# [To do]
Leaving out the pictures, transcribe all of the records faithfully.

Records about charts and figures:

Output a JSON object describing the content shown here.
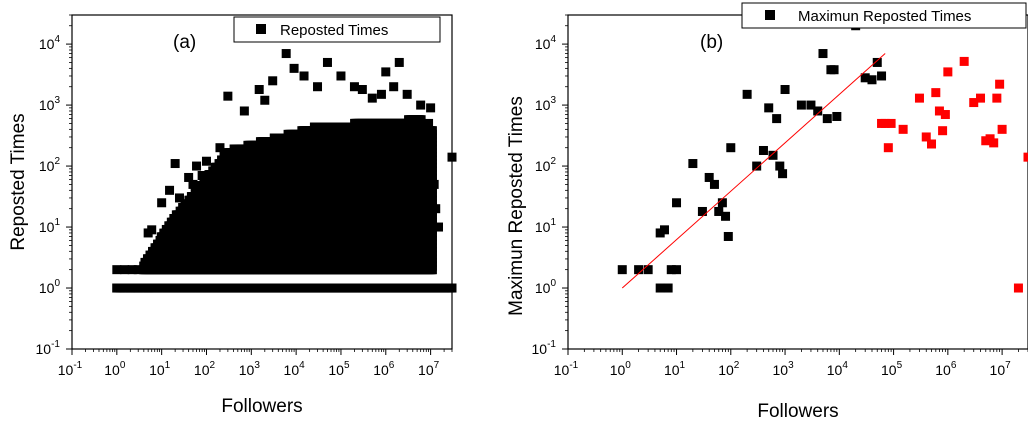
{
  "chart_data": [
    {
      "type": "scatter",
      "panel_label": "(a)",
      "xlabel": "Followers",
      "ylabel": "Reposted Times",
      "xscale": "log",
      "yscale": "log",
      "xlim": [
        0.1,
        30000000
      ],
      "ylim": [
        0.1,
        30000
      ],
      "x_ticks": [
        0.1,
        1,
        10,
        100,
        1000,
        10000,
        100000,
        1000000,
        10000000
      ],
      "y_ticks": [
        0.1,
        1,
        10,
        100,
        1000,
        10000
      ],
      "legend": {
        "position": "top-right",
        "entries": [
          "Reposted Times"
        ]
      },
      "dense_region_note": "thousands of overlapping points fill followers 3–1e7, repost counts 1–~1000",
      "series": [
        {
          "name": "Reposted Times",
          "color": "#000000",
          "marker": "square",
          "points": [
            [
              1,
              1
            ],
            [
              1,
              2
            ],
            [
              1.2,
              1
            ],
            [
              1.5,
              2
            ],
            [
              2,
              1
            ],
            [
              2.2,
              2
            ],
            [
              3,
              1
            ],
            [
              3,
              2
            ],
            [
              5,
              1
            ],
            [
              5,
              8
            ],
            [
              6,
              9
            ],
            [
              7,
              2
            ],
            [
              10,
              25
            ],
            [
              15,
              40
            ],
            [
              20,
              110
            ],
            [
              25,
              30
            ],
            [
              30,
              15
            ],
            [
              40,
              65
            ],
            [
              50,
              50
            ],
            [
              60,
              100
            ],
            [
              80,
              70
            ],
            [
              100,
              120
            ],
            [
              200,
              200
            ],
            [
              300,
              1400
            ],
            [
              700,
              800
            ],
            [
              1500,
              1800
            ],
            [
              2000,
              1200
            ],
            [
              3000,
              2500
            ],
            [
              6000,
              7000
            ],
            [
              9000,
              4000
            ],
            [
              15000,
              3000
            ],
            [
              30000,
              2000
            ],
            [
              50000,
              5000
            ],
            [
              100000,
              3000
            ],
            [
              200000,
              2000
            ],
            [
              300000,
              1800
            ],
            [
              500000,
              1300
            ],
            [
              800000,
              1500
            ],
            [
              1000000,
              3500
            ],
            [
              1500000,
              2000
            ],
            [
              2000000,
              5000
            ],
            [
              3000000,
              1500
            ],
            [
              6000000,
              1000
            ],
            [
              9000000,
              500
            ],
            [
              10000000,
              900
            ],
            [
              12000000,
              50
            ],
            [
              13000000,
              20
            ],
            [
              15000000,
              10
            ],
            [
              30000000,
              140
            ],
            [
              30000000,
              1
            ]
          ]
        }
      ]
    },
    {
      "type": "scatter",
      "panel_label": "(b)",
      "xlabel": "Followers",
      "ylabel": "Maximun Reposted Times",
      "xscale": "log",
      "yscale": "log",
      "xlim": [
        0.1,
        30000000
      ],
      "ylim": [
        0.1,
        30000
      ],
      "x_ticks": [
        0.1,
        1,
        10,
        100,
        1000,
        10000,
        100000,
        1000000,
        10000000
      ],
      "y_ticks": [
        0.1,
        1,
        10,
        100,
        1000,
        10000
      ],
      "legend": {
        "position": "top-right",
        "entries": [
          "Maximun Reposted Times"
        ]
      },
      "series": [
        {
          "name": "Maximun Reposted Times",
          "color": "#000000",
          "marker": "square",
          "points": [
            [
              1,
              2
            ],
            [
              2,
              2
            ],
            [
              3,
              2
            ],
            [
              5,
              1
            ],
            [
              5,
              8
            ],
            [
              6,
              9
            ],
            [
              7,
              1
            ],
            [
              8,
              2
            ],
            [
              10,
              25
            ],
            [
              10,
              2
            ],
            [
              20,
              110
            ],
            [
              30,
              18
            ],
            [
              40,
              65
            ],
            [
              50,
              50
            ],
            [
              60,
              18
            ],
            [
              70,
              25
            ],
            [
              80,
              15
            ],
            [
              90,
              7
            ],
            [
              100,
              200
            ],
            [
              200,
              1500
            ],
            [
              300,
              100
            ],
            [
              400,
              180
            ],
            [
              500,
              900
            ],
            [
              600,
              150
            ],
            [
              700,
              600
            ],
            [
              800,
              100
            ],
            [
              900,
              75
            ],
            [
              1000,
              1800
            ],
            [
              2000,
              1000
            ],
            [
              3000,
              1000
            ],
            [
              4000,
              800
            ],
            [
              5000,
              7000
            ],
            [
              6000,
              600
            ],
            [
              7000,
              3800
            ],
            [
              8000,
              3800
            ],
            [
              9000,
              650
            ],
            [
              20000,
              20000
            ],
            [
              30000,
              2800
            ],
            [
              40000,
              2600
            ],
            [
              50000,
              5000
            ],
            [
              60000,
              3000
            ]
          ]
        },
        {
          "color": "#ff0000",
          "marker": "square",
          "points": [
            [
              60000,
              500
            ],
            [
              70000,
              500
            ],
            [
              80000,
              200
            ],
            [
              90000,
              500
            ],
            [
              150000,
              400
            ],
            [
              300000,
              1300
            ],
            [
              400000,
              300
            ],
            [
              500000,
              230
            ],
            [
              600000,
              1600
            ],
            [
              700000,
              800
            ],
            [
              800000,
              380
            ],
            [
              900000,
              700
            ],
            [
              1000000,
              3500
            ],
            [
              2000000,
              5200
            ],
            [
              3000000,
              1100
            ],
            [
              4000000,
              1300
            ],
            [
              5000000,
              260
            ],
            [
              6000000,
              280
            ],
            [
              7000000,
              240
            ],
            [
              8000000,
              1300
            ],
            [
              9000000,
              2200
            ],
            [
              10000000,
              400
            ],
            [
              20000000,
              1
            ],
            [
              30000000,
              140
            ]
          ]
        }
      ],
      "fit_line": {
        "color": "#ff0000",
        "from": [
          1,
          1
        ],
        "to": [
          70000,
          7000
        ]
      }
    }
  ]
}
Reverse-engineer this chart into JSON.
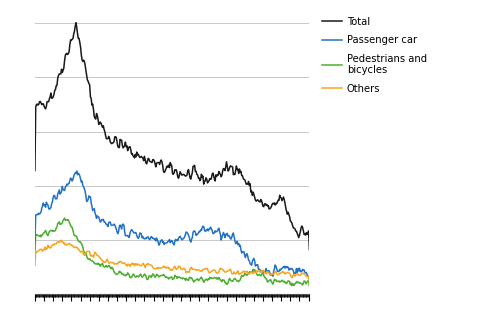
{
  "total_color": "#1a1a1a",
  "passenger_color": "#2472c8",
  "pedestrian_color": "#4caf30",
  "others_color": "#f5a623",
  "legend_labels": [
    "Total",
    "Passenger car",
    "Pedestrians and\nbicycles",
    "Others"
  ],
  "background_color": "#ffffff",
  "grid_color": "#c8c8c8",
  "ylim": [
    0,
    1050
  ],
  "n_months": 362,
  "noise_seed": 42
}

# [Solution to this problem]
Output a JSON object describing the content shown here.
{
  "chart_data": [
    {
      "type": "scatter",
      "panel_label": "(a)",
      "xlabel": "Followers",
      "ylabel": "Reposted Times",
      "xscale": "log",
      "yscale": "log",
      "xlim": [
        0.1,
        30000000
      ],
      "ylim": [
        0.1,
        30000
      ],
      "x_ticks": [
        0.1,
        1,
        10,
        100,
        1000,
        10000,
        100000,
        1000000,
        10000000
      ],
      "y_ticks": [
        0.1,
        1,
        10,
        100,
        1000,
        10000
      ],
      "legend": {
        "position": "top-right",
        "entries": [
          "Reposted Times"
        ]
      },
      "dense_region_note": "thousands of overlapping points fill followers 3–1e7, repost counts 1–~1000",
      "series": [
        {
          "name": "Reposted Times",
          "color": "#000000",
          "marker": "square",
          "points": [
            [
              1,
              1
            ],
            [
              1,
              2
            ],
            [
              1.2,
              1
            ],
            [
              1.5,
              2
            ],
            [
              2,
              1
            ],
            [
              2.2,
              2
            ],
            [
              3,
              1
            ],
            [
              3,
              2
            ],
            [
              5,
              1
            ],
            [
              5,
              8
            ],
            [
              6,
              9
            ],
            [
              7,
              2
            ],
            [
              10,
              25
            ],
            [
              15,
              40
            ],
            [
              20,
              110
            ],
            [
              25,
              30
            ],
            [
              30,
              15
            ],
            [
              40,
              65
            ],
            [
              50,
              50
            ],
            [
              60,
              100
            ],
            [
              80,
              70
            ],
            [
              100,
              120
            ],
            [
              200,
              200
            ],
            [
              300,
              1400
            ],
            [
              700,
              800
            ],
            [
              1500,
              1800
            ],
            [
              2000,
              1200
            ],
            [
              3000,
              2500
            ],
            [
              6000,
              7000
            ],
            [
              9000,
              4000
            ],
            [
              15000,
              3000
            ],
            [
              30000,
              2000
            ],
            [
              50000,
              5000
            ],
            [
              100000,
              3000
            ],
            [
              200000,
              2000
            ],
            [
              300000,
              1800
            ],
            [
              500000,
              1300
            ],
            [
              800000,
              1500
            ],
            [
              1000000,
              3500
            ],
            [
              1500000,
              2000
            ],
            [
              2000000,
              5000
            ],
            [
              3000000,
              1500
            ],
            [
              6000000,
              1000
            ],
            [
              9000000,
              500
            ],
            [
              10000000,
              900
            ],
            [
              12000000,
              50
            ],
            [
              13000000,
              20
            ],
            [
              15000000,
              10
            ],
            [
              30000000,
              140
            ],
            [
              30000000,
              1
            ]
          ]
        }
      ]
    },
    {
      "type": "scatter",
      "panel_label": "(b)",
      "xlabel": "Followers",
      "ylabel": "Maximun Reposted Times",
      "xscale": "log",
      "yscale": "log",
      "xlim": [
        0.1,
        30000000
      ],
      "ylim": [
        0.1,
        30000
      ],
      "x_ticks": [
        0.1,
        1,
        10,
        100,
        1000,
        10000,
        100000,
        1000000,
        10000000
      ],
      "y_ticks": [
        0.1,
        1,
        10,
        100,
        1000,
        10000
      ],
      "legend": {
        "position": "top-right",
        "entries": [
          "Maximun Reposted Times"
        ]
      },
      "series": [
        {
          "name": "Maximun Reposted Times",
          "color": "#000000",
          "marker": "square",
          "points": [
            [
              1,
              2
            ],
            [
              2,
              2
            ],
            [
              3,
              2
            ],
            [
              5,
              1
            ],
            [
              5,
              8
            ],
            [
              6,
              9
            ],
            [
              7,
              1
            ],
            [
              8,
              2
            ],
            [
              10,
              25
            ],
            [
              10,
              2
            ],
            [
              20,
              110
            ],
            [
              30,
              18
            ],
            [
              40,
              65
            ],
            [
              50,
              50
            ],
            [
              60,
              18
            ],
            [
              70,
              25
            ],
            [
              80,
              15
            ],
            [
              90,
              7
            ],
            [
              100,
              200
            ],
            [
              200,
              1500
            ],
            [
              300,
              100
            ],
            [
              400,
              180
            ],
            [
              500,
              900
            ],
            [
              600,
              150
            ],
            [
              700,
              600
            ],
            [
              800,
              100
            ],
            [
              900,
              75
            ],
            [
              1000,
              1800
            ],
            [
              2000,
              1000
            ],
            [
              3000,
              1000
            ],
            [
              4000,
              800
            ],
            [
              5000,
              7000
            ],
            [
              6000,
              600
            ],
            [
              7000,
              3800
            ],
            [
              8000,
              3800
            ],
            [
              9000,
              650
            ],
            [
              20000,
              20000
            ],
            [
              30000,
              2800
            ],
            [
              40000,
              2600
            ],
            [
              50000,
              5000
            ],
            [
              60000,
              3000
            ]
          ]
        },
        {
          "color": "#ff0000",
          "marker": "square",
          "points": [
            [
              60000,
              500
            ],
            [
              70000,
              500
            ],
            [
              80000,
              200
            ],
            [
              90000,
              500
            ],
            [
              150000,
              400
            ],
            [
              300000,
              1300
            ],
            [
              400000,
              300
            ],
            [
              500000,
              230
            ],
            [
              600000,
              1600
            ],
            [
              700000,
              800
            ],
            [
              800000,
              380
            ],
            [
              900000,
              700
            ],
            [
              1000000,
              3500
            ],
            [
              2000000,
              5200
            ],
            [
              3000000,
              1100
            ],
            [
              4000000,
              1300
            ],
            [
              5000000,
              260
            ],
            [
              6000000,
              280
            ],
            [
              7000000,
              240
            ],
            [
              8000000,
              1300
            ],
            [
              9000000,
              2200
            ],
            [
              10000000,
              400
            ],
            [
              20000000,
              1
            ],
            [
              30000000,
              140
            ]
          ]
        }
      ],
      "fit_line": {
        "color": "#ff0000",
        "from": [
          1,
          1
        ],
        "to": [
          70000,
          7000
        ]
      }
    }
  ]
}
Reverse-engineer this chart into JSON.
{
  "total_color": "#1a1a1a",
  "passenger_color": "#2472c8",
  "pedestrian_color": "#4caf30",
  "others_color": "#f5a623",
  "legend_labels": [
    "Total",
    "Passenger car",
    "Pedestrians and\nbicycles",
    "Others"
  ],
  "background_color": "#ffffff",
  "grid_color": "#c8c8c8",
  "ylim": [
    0,
    1050
  ],
  "n_months": 362,
  "noise_seed": 42
}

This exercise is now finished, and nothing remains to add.